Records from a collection
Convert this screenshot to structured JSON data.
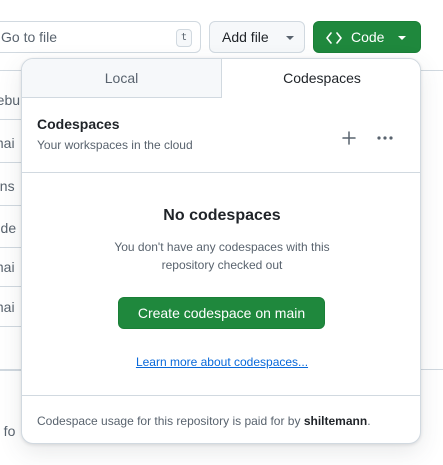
{
  "toolbar": {
    "goto_placeholder": "Go to file",
    "goto_shortcut": "t",
    "add_file_label": "Add file",
    "code_label": "Code"
  },
  "background_files": [
    "rebu",
    "mai",
    "ons",
    "r de",
    "mai",
    "mai",
    "",
    "a fo"
  ],
  "panel": {
    "tabs": [
      {
        "label": "Local",
        "active": false
      },
      {
        "label": "Codespaces",
        "active": true
      }
    ],
    "header": {
      "title": "Codespaces",
      "subtitle": "Your workspaces in the cloud"
    },
    "empty_state": {
      "title": "No codespaces",
      "description": "You don't have any codespaces with this repository checked out",
      "create_button": "Create codespace on main",
      "learn_more": "Learn more about codespaces..."
    },
    "footer": {
      "text": "Codespace usage for this repository is paid for by",
      "owner": "shiltemann",
      "end": "."
    }
  },
  "colors": {
    "primary_green": "#1f883d",
    "link_blue": "#0969da",
    "border": "#d1d9e0",
    "muted_text": "#59636e"
  },
  "icons": [
    "code-icon",
    "chevron-down-icon",
    "plus-icon",
    "kebab-horizontal-icon"
  ]
}
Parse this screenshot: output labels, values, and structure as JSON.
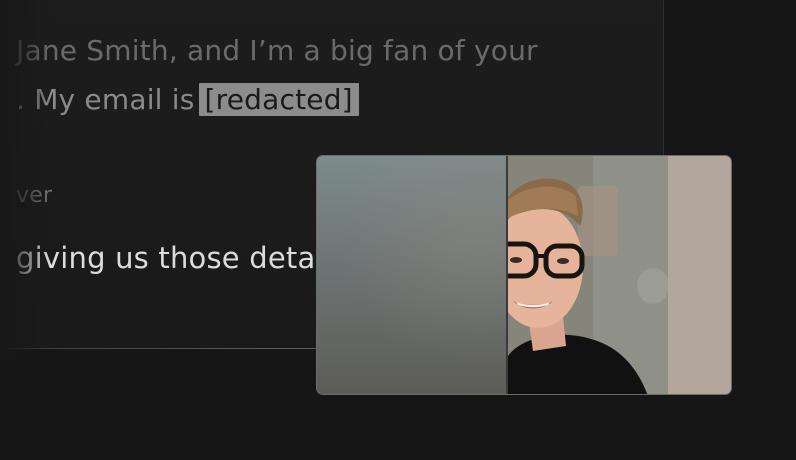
{
  "transcript": {
    "line_1": "Jane Smith, and I’m a big fan of your",
    "line_2_prefix": ". My email is",
    "line_2_redacted": "[redacted]",
    "speaker_label": "ver",
    "line_3": "giving us those deta"
  },
  "video": {
    "blur_left_half": true,
    "subject": "smiling person with glasses"
  },
  "colors": {
    "background": "#161616",
    "card": "#1c1c1c",
    "redacted_bg": "#8c8c8c",
    "text_primary": "#dcdcdc",
    "text_muted": "#6a6a6a"
  }
}
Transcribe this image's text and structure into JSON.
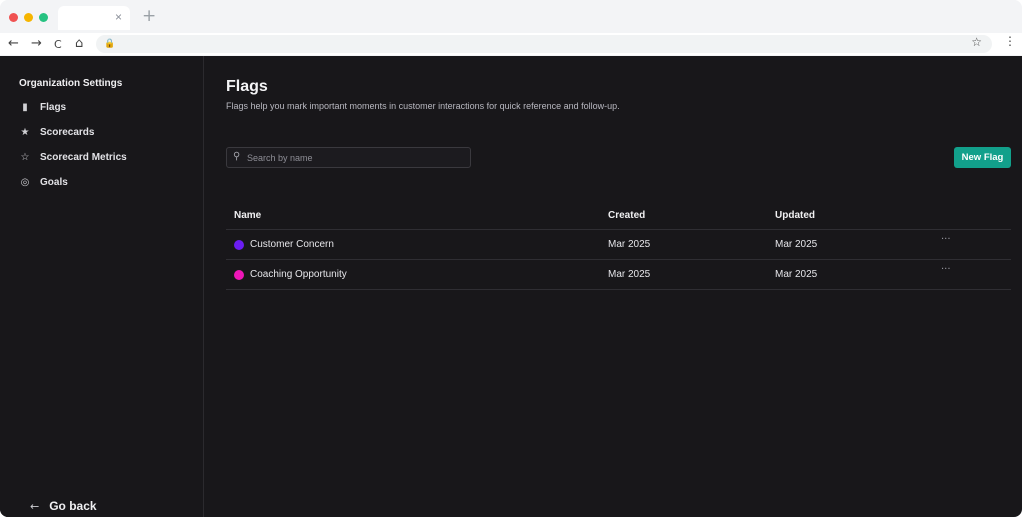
{
  "browser": {
    "tab_close": "×",
    "new_tab": "+",
    "nav": {
      "back": "←",
      "forward": "→",
      "reload": "C",
      "home": "⌂"
    },
    "lock": "🔒",
    "star": "☆",
    "menu": "⋮"
  },
  "sidebar": {
    "title": "Organization Settings",
    "items": [
      {
        "label": "Flags",
        "icon": "bookmark-icon",
        "glyph": "▮"
      },
      {
        "label": "Scorecards",
        "icon": "star-filled-icon",
        "glyph": "★"
      },
      {
        "label": "Scorecard Metrics",
        "icon": "star-outline-icon",
        "glyph": "☆"
      },
      {
        "label": "Goals",
        "icon": "target-icon",
        "glyph": "◎"
      }
    ],
    "go_back": {
      "label": "Go back",
      "glyph": "←"
    }
  },
  "main": {
    "title": "Flags",
    "subtitle": "Flags help you mark important moments in customer interactions for quick reference and follow-up.",
    "search": {
      "placeholder": "Search by name",
      "glyph": "⚲"
    },
    "new_button": "New Flag",
    "table": {
      "columns": [
        "Name",
        "Created",
        "Updated"
      ],
      "rows": [
        {
          "name": "Customer Concern",
          "color": "#6b1df2",
          "created": "Mar 2025",
          "updated": "Mar 2025",
          "menu": "···"
        },
        {
          "name": "Coaching Opportunity",
          "color": "#ee16b8",
          "created": "Mar 2025",
          "updated": "Mar 2025",
          "menu": "···"
        }
      ]
    }
  },
  "colors": {
    "background": "#18171a",
    "accent": "#12a08b"
  }
}
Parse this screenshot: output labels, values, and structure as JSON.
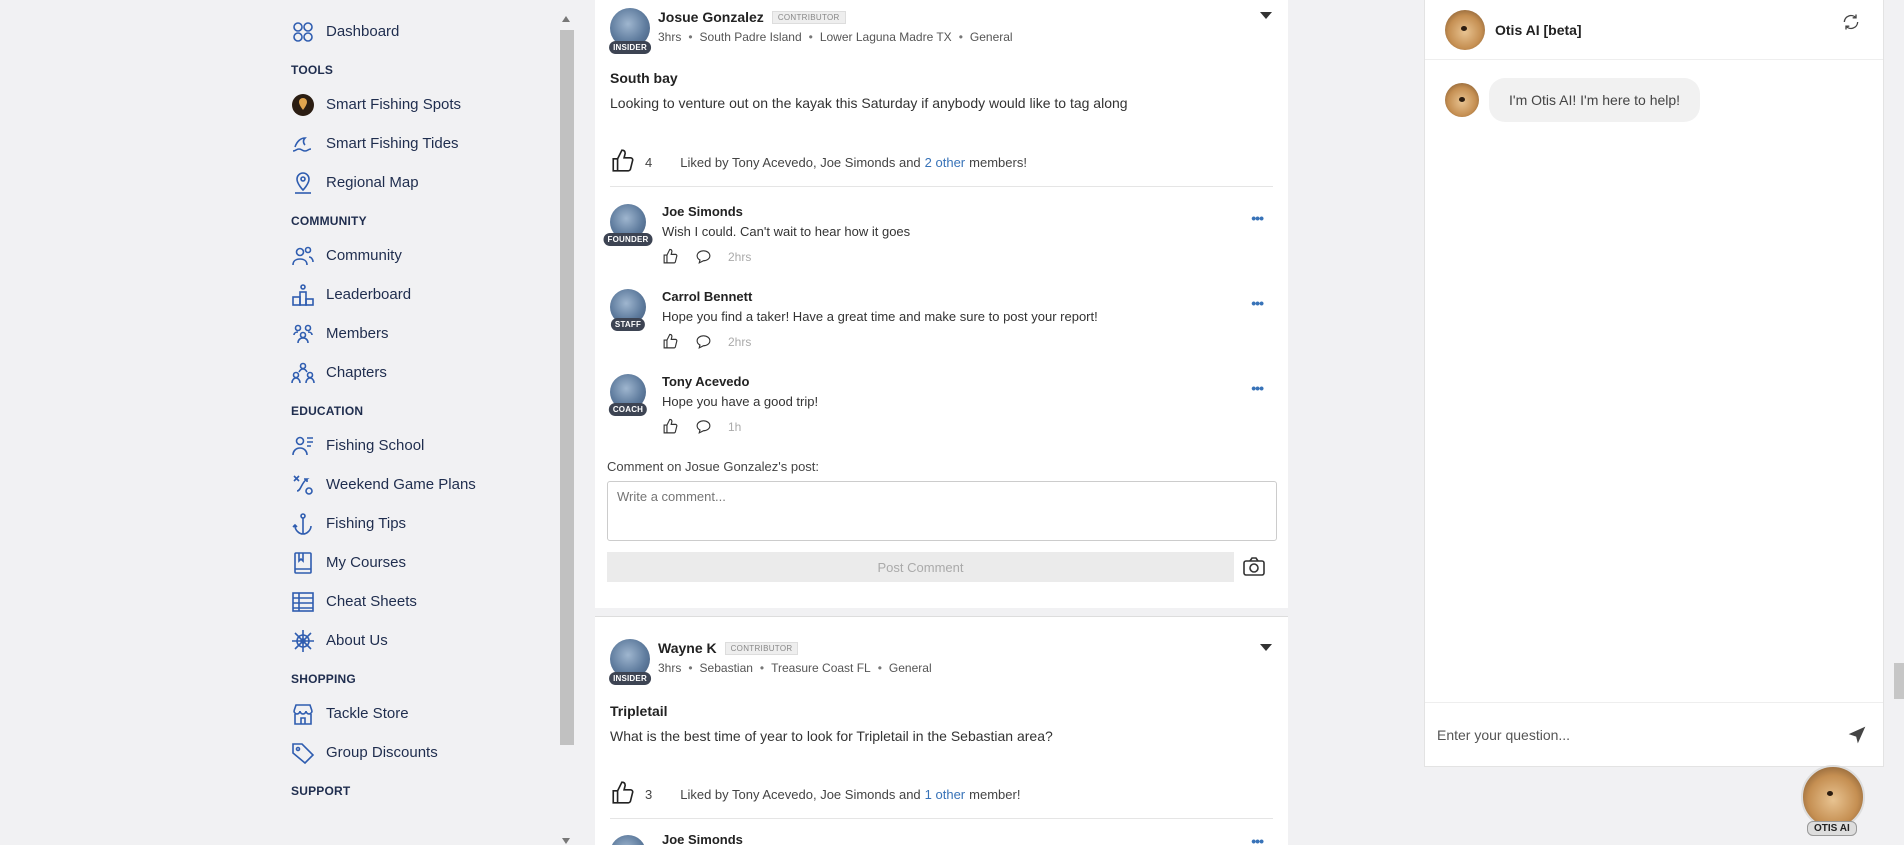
{
  "sidebar": {
    "top_item": {
      "label": "Dashboard",
      "icon": "dashboard-icon"
    },
    "sections": [
      {
        "title": "TOOLS",
        "items": [
          {
            "label": "Smart Fishing Spots",
            "icon": "location-pin-icon"
          },
          {
            "label": "Smart Fishing Tides",
            "icon": "waves-icon"
          },
          {
            "label": "Regional Map",
            "icon": "map-pin-icon"
          }
        ]
      },
      {
        "title": "COMMUNITY",
        "items": [
          {
            "label": "Community",
            "icon": "people-icon"
          },
          {
            "label": "Leaderboard",
            "icon": "podium-icon"
          },
          {
            "label": "Members",
            "icon": "members-icon"
          },
          {
            "label": "Chapters",
            "icon": "chapters-icon"
          }
        ]
      },
      {
        "title": "EDUCATION",
        "items": [
          {
            "label": "Fishing School",
            "icon": "school-icon"
          },
          {
            "label": "Weekend Game Plans",
            "icon": "game-plan-icon"
          },
          {
            "label": "Fishing Tips",
            "icon": "anchor-icon"
          },
          {
            "label": "My Courses",
            "icon": "book-icon"
          },
          {
            "label": "Cheat Sheets",
            "icon": "table-icon"
          },
          {
            "label": "About Us",
            "icon": "helm-icon"
          }
        ]
      },
      {
        "title": "SHOPPING",
        "items": [
          {
            "label": "Tackle Store",
            "icon": "store-icon"
          },
          {
            "label": "Group Discounts",
            "icon": "tag-icon"
          }
        ]
      },
      {
        "title": "SUPPORT",
        "items": []
      }
    ]
  },
  "posts": [
    {
      "author": "Josue Gonzalez",
      "role": "CONTRIBUTOR",
      "badge": "INSIDER",
      "time": "3hrs",
      "location": "South Padre Island",
      "region": "Lower Laguna Madre TX",
      "category": "General",
      "title": "South bay",
      "body": "Looking to venture out on the kayak this Saturday if anybody would like to tag along",
      "likes": "4",
      "liked_by_prefix": "Liked by Tony Acevedo, Joe Simonds and",
      "liked_by_link": "2 other",
      "liked_by_suffix": "members!",
      "comments": [
        {
          "name": "Joe Simonds",
          "badge": "FOUNDER",
          "text": "Wish I could. Can't wait to hear how it goes",
          "time": "2hrs"
        },
        {
          "name": "Carrol Bennett",
          "badge": "STAFF",
          "text": "Hope you find a taker! Have a great time and make sure to post your report!",
          "time": "2hrs"
        },
        {
          "name": "Tony Acevedo",
          "badge": "COACH",
          "text": "Hope you have a good trip!",
          "time": "1h"
        }
      ],
      "comment_label": "Comment on Josue Gonzalez's post:",
      "comment_placeholder": "Write a comment...",
      "post_button": "Post Comment"
    },
    {
      "author": "Wayne K",
      "role": "CONTRIBUTOR",
      "badge": "INSIDER",
      "time": "3hrs",
      "location": "Sebastian",
      "region": "Treasure Coast FL",
      "category": "General",
      "title": "Tripletail",
      "body": "What is the best time of year to look for Tripletail in the Sebastian area?",
      "likes": "3",
      "liked_by_prefix": "Liked by Tony Acevedo, Joe Simonds and",
      "liked_by_link": "1 other",
      "liked_by_suffix": "member!",
      "next_comment_name": "Joe Simonds"
    }
  ],
  "chat": {
    "title": "Otis AI [beta]",
    "greeting": "I'm Otis AI! I'm here to help!",
    "input_placeholder": "Enter your question...",
    "fab_label": "OTIS AI"
  },
  "colors": {
    "nav_text": "#1f2d4e",
    "link": "#3873b8",
    "badge_bg": "#3d4453"
  }
}
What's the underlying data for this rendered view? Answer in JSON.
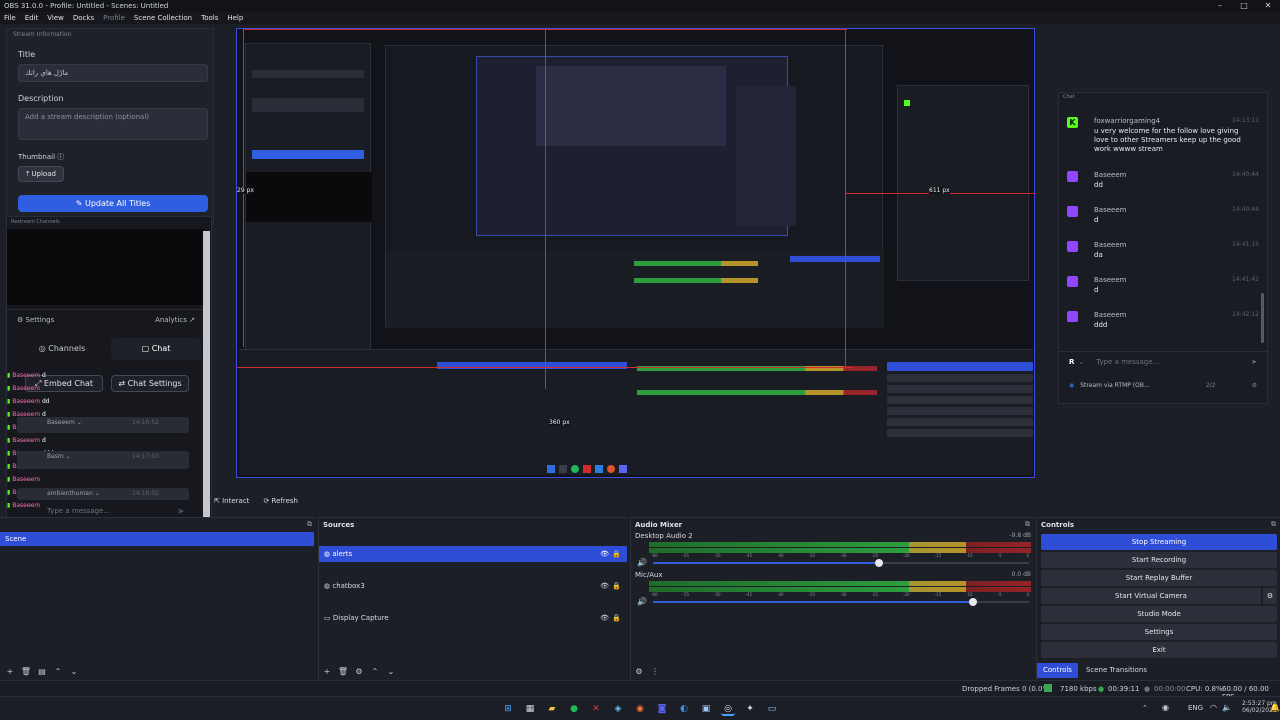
{
  "window": {
    "title": "OBS 31.0.0 - Profile: Untitled - Scenes: Untitled"
  },
  "menu": [
    "File",
    "Edit",
    "View",
    "Docks",
    "Profile",
    "Scene Collection",
    "Tools",
    "Help"
  ],
  "stream_info": {
    "dock_title": "Stream Information",
    "title_label": "Title",
    "title_value": "مارْل هاي راتك",
    "description_label": "Description",
    "description_placeholder": "Add a stream description (optional)",
    "thumbnail_label": "Thumbnail",
    "upload_label": "Upload",
    "update_label": "Update All Titles"
  },
  "restream": {
    "dock_title": "Restream Channels",
    "settings_label": "Settings",
    "analytics_label": "Analytics",
    "channels_tab": "Channels",
    "chat_tab": "Chat",
    "embed_chat_label": "Embed Chat",
    "chat_settings_label": "Chat Settings",
    "ghost_user": "Baseeem",
    "ghost_lines": [
      "d",
      "dd",
      "d",
      "da",
      "d",
      "ddd",
      "d"
    ],
    "ghost_msgs": [
      {
        "user": "Baseeem",
        "time": "14:16:52",
        "text": "da"
      },
      {
        "user": "Basm",
        "time": "14:17:03",
        "text": "dd"
      },
      {
        "user": "ambienthuman",
        "time": "14:18:02",
        "text": ""
      }
    ],
    "message_placeholder": "Type a message..."
  },
  "preview": {
    "dim_29": "29 px",
    "dim_611": "611 px",
    "dim_360": "360 px"
  },
  "buttons": {
    "interact": "Interact",
    "refresh": "Refresh"
  },
  "chat": {
    "dock_title": "Chat",
    "messages": [
      {
        "platform": "kick",
        "user": "foxwarriorgaming4",
        "time": "14:13:11",
        "text": "u very welcome for the follow love giving love to other Streamers keep up the good work wwww stream"
      },
      {
        "platform": "twitch",
        "user": "Baseeem",
        "time": "14:40:44",
        "text": "dd"
      },
      {
        "platform": "twitch",
        "user": "Baseeem",
        "time": "14:40:44",
        "text": "d"
      },
      {
        "platform": "twitch",
        "user": "Baseeem",
        "time": "14:41:15",
        "text": "da"
      },
      {
        "platform": "twitch",
        "user": "Baseeem",
        "time": "14:41:42",
        "text": "d"
      },
      {
        "platform": "twitch",
        "user": "Baseeem",
        "time": "14:42:12",
        "text": "ddd"
      }
    ],
    "input_placeholder": "Type a message...",
    "stream_label": "Stream via RTMP (OB...",
    "count": "2/2"
  },
  "scenes": {
    "items": [
      "Scene"
    ]
  },
  "sources": {
    "title": "Sources",
    "items": [
      {
        "name": "alerts",
        "selected": true
      },
      {
        "name": "chatbox3",
        "selected": false
      },
      {
        "name": "Display Capture",
        "selected": false
      }
    ]
  },
  "mixer": {
    "title": "Audio Mixer",
    "channels": [
      {
        "name": "Desktop Audio 2",
        "db": "-9.8 dB",
        "level": 0.6
      },
      {
        "name": "Mic/Aux",
        "db": "0.0 dB",
        "level": 0.85
      }
    ],
    "ticks": [
      "-60",
      "-55",
      "-50",
      "-45",
      "-40",
      "-35",
      "-30",
      "-25",
      "-20",
      "-15",
      "-10",
      "-5",
      "0"
    ]
  },
  "controls": {
    "title": "Controls",
    "buttons": [
      "Stop Streaming",
      "Start Recording",
      "Start Replay Buffer",
      "Start Virtual Camera",
      "Studio Mode",
      "Settings",
      "Exit"
    ],
    "tabs": [
      "Controls",
      "Scene Transitions"
    ]
  },
  "status": {
    "dropped": "Dropped Frames 0 (0.0%)",
    "bitrate": "7180 kbps",
    "stream_time": "00:39:11",
    "rec_time": "00:00:00",
    "cpu": "CPU: 0.8%",
    "fps": "60.00 / 60.00 FPS"
  },
  "taskbar": {
    "lang": "ENG",
    "time": "2:53:27 pm",
    "date": "06/02/2026"
  },
  "colors": {
    "accent": "#2f5ee0",
    "kick": "#53fc18",
    "twitch": "#9146ff",
    "red_guide": "#d12c2c"
  }
}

### GOAL OF THE EXERCISE
Each line that has the word "giving" should be copied.

### RESULT OF THE TASK
    "line_3": "giving us those deta"
        "text": "u very welcome for the follow love giving love to other Streamers keep up the good work wwww stream"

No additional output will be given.